SET EXERCISE »
Report how many lines contain "triangle"; state the number and nothing else.

LISTING »

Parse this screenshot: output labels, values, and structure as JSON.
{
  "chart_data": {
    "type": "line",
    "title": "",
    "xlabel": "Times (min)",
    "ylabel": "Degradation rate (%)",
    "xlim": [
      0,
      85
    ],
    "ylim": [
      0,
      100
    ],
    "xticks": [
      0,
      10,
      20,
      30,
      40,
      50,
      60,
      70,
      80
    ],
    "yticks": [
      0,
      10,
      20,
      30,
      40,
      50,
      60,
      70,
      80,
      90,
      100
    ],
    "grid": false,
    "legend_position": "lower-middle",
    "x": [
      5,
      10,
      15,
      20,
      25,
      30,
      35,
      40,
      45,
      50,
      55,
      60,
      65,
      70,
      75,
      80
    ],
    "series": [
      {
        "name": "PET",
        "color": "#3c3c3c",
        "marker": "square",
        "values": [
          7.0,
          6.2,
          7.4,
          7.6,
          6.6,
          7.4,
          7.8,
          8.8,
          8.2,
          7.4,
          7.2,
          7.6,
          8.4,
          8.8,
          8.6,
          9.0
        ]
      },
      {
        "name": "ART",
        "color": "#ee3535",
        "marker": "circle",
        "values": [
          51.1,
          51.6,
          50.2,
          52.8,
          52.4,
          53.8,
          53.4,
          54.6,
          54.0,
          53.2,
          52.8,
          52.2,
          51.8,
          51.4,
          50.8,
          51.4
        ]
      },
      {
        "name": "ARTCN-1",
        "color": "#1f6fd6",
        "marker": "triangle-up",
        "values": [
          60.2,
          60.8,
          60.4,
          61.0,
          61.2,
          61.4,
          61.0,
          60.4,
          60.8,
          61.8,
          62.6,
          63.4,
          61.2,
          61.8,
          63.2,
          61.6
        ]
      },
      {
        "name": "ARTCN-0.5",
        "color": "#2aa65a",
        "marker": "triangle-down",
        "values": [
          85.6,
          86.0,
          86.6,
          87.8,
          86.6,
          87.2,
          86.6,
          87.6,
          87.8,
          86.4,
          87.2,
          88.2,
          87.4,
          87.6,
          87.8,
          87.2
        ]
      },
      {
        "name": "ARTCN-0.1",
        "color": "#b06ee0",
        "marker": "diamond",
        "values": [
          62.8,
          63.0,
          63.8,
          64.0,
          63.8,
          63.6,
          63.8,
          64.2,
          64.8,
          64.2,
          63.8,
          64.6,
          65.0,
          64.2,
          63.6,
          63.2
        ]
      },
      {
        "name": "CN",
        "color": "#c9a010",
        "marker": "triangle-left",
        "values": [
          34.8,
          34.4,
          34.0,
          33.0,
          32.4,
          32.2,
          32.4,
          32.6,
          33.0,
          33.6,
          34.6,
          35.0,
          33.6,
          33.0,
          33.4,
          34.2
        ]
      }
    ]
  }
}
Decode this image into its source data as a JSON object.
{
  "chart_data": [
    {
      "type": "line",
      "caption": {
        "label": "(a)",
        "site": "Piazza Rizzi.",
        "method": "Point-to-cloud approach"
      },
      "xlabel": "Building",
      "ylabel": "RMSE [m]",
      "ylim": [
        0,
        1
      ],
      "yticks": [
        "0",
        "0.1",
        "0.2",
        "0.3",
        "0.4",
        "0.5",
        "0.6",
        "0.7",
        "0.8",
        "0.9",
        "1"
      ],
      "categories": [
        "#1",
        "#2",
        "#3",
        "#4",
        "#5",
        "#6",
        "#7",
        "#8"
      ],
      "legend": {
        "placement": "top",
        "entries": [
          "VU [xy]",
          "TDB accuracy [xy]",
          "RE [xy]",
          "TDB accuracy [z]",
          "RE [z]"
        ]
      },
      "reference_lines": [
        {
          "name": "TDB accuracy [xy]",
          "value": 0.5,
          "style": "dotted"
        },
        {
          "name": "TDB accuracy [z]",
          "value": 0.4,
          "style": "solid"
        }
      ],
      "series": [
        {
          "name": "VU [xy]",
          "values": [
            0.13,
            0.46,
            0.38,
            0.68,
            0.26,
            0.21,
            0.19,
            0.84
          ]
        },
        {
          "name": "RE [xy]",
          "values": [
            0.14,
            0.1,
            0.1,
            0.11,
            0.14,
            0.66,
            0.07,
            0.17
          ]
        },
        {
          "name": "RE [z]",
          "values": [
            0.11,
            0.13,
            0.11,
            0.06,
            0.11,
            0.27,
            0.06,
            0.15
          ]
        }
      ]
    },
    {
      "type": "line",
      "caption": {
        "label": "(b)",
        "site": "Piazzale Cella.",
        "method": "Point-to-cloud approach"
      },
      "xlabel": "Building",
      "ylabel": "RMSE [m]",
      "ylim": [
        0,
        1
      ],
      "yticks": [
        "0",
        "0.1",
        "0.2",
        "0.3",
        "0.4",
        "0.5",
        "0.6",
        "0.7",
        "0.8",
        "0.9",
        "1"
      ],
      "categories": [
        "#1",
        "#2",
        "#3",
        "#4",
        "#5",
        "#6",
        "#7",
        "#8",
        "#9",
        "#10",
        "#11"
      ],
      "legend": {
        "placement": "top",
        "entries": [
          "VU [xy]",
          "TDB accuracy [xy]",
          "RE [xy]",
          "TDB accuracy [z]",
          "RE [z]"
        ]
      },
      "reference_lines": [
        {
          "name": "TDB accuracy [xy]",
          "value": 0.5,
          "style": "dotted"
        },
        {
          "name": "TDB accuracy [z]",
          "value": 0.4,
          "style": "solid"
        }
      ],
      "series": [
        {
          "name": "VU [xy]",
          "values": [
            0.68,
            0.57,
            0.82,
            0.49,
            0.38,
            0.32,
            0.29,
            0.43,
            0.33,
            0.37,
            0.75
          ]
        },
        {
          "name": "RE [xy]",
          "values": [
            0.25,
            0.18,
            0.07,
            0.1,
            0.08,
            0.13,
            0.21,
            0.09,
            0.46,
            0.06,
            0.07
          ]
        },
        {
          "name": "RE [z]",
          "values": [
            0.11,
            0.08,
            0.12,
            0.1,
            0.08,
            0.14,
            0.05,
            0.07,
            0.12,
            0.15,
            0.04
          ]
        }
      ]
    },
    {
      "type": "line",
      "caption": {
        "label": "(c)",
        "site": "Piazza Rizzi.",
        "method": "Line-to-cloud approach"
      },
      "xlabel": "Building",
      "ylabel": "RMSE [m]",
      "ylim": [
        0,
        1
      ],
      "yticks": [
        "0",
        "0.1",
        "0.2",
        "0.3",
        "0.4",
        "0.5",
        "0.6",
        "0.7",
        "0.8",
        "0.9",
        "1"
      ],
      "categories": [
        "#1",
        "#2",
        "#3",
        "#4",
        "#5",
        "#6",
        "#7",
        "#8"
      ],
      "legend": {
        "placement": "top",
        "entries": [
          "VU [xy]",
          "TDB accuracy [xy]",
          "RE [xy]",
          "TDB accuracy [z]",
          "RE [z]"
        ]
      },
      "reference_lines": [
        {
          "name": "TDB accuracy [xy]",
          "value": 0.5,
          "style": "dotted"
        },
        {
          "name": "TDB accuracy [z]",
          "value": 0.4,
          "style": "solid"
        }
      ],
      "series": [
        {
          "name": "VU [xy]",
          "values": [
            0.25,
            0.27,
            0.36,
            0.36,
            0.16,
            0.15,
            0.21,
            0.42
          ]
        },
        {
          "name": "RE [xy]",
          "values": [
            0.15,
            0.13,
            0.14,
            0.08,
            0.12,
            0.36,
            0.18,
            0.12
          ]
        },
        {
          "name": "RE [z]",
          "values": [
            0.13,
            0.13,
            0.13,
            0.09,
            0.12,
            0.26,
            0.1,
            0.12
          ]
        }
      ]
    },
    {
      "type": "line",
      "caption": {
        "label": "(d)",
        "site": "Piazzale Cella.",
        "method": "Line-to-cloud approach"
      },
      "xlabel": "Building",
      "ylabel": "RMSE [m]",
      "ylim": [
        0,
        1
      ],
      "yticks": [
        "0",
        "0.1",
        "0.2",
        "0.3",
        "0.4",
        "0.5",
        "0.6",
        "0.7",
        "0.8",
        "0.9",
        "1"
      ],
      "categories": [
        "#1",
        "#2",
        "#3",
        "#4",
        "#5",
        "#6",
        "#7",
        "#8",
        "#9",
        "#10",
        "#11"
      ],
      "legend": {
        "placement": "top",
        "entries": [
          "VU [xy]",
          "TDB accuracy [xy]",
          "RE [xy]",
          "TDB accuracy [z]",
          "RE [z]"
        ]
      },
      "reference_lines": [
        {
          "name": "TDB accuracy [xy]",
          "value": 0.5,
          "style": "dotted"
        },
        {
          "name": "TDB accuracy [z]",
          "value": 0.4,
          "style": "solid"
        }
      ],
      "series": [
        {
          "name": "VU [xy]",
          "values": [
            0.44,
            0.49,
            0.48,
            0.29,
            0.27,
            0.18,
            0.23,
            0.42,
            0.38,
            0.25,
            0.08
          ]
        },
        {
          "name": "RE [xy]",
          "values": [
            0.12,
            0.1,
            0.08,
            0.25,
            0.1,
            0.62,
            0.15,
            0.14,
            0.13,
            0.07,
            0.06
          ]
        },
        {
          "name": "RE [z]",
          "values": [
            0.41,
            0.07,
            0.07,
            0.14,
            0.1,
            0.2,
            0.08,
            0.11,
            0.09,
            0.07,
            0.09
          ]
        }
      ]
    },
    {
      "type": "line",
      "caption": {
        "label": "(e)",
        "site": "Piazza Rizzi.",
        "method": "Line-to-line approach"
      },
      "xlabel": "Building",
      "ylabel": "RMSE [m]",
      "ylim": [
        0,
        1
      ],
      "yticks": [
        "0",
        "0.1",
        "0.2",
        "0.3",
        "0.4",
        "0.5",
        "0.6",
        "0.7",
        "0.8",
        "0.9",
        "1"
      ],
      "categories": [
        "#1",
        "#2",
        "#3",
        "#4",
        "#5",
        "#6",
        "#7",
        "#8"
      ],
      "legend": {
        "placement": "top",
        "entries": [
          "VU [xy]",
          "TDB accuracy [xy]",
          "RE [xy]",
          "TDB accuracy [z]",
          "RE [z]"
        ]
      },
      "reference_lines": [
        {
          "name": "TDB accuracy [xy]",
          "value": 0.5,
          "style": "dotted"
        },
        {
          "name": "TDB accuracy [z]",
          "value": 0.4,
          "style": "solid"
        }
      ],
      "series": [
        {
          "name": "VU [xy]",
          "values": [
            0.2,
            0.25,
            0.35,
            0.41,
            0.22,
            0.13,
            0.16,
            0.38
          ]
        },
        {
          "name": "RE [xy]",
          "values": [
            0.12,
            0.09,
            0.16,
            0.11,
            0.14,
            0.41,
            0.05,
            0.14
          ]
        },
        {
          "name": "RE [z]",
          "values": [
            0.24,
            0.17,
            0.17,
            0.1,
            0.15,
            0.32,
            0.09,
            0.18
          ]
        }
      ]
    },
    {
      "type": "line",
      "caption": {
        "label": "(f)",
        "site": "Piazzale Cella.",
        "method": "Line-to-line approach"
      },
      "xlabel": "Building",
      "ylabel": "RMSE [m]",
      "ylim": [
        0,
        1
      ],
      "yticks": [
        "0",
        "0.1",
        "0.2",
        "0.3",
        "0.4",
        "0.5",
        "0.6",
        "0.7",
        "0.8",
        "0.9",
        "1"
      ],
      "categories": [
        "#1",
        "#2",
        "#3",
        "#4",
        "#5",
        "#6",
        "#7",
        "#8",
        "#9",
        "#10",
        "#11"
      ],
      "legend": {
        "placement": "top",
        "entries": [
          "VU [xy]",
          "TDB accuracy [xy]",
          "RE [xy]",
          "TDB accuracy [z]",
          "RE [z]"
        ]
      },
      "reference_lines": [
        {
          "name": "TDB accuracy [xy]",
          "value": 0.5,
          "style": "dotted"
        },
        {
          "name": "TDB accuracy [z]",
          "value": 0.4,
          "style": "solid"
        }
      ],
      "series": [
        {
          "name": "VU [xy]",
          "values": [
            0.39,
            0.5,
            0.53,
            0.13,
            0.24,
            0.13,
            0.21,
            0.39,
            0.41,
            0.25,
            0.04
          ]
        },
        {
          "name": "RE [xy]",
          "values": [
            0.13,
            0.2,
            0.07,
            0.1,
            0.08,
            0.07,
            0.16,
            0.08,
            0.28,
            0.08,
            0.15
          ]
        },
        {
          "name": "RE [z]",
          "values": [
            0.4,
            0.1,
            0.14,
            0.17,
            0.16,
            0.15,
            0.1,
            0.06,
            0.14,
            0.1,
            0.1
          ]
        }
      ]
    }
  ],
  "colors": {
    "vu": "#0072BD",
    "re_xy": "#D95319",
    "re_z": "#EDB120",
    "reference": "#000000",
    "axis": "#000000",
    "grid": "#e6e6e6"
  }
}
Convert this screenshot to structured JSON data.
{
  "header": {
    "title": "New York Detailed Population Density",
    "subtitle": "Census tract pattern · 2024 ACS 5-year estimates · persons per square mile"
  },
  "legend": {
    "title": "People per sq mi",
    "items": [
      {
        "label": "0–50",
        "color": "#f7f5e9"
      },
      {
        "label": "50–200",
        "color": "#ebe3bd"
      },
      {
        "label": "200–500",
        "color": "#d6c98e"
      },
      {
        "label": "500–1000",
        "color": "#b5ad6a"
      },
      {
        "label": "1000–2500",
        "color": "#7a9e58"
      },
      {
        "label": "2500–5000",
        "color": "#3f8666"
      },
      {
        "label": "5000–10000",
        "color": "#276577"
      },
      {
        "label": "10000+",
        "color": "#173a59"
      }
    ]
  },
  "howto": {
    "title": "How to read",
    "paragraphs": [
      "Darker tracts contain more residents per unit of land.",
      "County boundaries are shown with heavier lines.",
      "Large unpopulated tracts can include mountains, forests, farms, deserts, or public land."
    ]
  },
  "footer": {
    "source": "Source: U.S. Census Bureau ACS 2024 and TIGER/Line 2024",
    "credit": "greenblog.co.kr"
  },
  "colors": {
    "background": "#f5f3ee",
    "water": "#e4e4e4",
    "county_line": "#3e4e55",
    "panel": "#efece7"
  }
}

FINAL RESULT »
3